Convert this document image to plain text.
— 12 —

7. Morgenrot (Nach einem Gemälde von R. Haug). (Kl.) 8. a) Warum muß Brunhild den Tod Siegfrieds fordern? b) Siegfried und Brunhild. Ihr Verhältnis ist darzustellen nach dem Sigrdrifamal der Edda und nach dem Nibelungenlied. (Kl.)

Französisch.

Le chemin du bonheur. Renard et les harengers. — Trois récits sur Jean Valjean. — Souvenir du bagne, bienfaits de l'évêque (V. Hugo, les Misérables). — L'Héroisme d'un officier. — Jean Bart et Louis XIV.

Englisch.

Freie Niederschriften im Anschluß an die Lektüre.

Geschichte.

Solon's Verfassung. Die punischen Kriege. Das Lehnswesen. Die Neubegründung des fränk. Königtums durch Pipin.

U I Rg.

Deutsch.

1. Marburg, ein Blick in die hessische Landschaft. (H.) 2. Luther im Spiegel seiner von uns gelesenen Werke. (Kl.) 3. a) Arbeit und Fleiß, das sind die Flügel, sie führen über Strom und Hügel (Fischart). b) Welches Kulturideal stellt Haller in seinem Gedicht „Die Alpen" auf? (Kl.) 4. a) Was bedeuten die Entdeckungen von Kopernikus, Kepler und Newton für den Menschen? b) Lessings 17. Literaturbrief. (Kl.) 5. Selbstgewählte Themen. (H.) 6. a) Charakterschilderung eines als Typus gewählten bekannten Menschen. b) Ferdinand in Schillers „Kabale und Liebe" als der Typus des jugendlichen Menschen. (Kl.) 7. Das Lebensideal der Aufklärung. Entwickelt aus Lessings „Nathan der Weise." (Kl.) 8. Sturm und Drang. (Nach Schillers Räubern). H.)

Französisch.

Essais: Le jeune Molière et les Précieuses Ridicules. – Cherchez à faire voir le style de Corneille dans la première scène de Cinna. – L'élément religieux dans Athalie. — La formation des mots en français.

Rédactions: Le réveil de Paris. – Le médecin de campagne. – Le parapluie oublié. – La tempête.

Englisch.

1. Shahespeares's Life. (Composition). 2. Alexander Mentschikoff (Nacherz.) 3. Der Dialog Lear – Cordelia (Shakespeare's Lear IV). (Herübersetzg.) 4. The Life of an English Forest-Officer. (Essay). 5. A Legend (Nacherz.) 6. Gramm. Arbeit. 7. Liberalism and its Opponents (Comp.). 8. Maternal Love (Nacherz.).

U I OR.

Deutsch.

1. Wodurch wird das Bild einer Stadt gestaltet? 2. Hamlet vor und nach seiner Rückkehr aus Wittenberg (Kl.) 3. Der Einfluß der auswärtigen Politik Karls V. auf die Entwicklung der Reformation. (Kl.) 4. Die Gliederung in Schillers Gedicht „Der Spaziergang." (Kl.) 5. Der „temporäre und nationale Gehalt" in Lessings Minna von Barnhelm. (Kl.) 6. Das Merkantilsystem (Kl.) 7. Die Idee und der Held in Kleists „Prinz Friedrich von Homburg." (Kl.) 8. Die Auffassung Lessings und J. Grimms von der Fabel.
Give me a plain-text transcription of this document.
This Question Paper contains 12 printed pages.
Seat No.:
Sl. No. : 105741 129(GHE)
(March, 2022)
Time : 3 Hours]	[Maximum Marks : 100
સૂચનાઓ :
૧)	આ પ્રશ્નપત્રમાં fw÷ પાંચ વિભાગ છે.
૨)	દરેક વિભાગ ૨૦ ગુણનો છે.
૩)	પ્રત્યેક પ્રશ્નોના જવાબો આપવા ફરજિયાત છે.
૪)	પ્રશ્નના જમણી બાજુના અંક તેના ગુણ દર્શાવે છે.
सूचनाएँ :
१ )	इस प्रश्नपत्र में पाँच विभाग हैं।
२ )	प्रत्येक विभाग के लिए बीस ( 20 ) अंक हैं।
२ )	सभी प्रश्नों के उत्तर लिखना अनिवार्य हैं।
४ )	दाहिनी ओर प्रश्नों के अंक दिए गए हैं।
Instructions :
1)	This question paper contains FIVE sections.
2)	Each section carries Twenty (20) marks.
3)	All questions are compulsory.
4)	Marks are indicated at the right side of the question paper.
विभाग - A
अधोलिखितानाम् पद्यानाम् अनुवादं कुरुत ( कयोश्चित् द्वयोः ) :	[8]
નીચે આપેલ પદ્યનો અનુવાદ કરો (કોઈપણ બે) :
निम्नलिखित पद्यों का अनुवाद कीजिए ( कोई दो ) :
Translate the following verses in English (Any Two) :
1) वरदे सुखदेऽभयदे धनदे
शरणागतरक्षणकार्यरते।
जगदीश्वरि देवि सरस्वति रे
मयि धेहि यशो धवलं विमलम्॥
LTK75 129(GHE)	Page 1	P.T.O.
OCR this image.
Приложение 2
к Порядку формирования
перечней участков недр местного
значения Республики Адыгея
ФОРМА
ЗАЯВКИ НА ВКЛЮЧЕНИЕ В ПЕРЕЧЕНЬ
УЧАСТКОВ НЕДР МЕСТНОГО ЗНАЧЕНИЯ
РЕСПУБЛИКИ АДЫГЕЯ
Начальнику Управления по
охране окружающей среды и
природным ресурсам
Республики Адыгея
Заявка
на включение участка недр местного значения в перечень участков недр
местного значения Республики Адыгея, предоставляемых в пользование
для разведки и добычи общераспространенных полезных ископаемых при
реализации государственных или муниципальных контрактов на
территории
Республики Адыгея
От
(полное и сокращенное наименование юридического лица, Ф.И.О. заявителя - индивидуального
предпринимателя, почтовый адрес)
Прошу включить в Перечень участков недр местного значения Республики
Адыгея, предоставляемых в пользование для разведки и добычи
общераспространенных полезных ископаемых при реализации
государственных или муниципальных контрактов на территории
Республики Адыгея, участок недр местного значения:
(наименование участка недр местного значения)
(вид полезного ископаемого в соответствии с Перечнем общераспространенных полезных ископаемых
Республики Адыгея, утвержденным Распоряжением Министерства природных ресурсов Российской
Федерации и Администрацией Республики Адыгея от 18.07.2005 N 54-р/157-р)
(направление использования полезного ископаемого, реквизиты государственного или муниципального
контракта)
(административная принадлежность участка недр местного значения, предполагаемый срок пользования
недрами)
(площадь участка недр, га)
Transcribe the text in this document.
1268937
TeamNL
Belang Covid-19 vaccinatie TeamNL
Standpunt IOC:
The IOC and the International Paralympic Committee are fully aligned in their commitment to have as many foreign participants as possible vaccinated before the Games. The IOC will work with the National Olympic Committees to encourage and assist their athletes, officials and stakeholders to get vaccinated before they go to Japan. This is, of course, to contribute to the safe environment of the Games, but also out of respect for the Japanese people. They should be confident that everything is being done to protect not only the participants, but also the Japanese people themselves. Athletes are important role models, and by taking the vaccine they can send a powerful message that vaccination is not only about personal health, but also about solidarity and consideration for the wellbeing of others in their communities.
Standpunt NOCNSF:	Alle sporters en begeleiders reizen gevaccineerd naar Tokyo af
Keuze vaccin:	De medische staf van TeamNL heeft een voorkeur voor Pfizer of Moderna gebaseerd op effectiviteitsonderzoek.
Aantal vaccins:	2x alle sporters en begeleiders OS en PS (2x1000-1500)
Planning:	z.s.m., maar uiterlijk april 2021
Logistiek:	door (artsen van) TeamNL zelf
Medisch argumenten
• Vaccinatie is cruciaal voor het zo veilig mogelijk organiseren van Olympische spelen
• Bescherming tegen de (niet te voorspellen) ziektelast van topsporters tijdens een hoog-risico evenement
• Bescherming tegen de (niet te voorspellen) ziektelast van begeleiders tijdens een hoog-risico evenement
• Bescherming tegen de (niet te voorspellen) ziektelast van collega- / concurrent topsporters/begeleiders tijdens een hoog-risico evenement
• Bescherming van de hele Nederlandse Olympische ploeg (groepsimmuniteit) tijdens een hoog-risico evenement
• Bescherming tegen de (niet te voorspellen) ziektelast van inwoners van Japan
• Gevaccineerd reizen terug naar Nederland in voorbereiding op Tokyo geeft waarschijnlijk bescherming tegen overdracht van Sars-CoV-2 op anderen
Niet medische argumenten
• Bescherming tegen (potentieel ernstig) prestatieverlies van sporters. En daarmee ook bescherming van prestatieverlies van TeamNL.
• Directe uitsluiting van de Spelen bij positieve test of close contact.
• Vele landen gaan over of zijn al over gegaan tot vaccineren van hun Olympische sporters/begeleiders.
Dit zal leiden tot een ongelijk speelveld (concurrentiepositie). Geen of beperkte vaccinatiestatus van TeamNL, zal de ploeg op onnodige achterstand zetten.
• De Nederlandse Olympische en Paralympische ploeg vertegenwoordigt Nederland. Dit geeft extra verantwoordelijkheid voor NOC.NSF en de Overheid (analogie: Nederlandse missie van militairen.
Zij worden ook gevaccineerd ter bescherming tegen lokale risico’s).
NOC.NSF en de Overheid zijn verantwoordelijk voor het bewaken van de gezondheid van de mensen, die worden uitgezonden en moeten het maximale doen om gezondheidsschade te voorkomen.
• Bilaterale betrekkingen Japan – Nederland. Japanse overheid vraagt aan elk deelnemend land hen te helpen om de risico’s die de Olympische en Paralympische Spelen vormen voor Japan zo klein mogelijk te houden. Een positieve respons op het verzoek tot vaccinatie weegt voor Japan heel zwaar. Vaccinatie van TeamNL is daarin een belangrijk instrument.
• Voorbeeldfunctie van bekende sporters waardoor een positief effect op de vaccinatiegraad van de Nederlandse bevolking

____

To do: Identify every line above with the string "контрактов" in it. Copy those lines.

In response:
реализации государственных или муниципальных контрактов на
государственных или муниципальных контрактов на территории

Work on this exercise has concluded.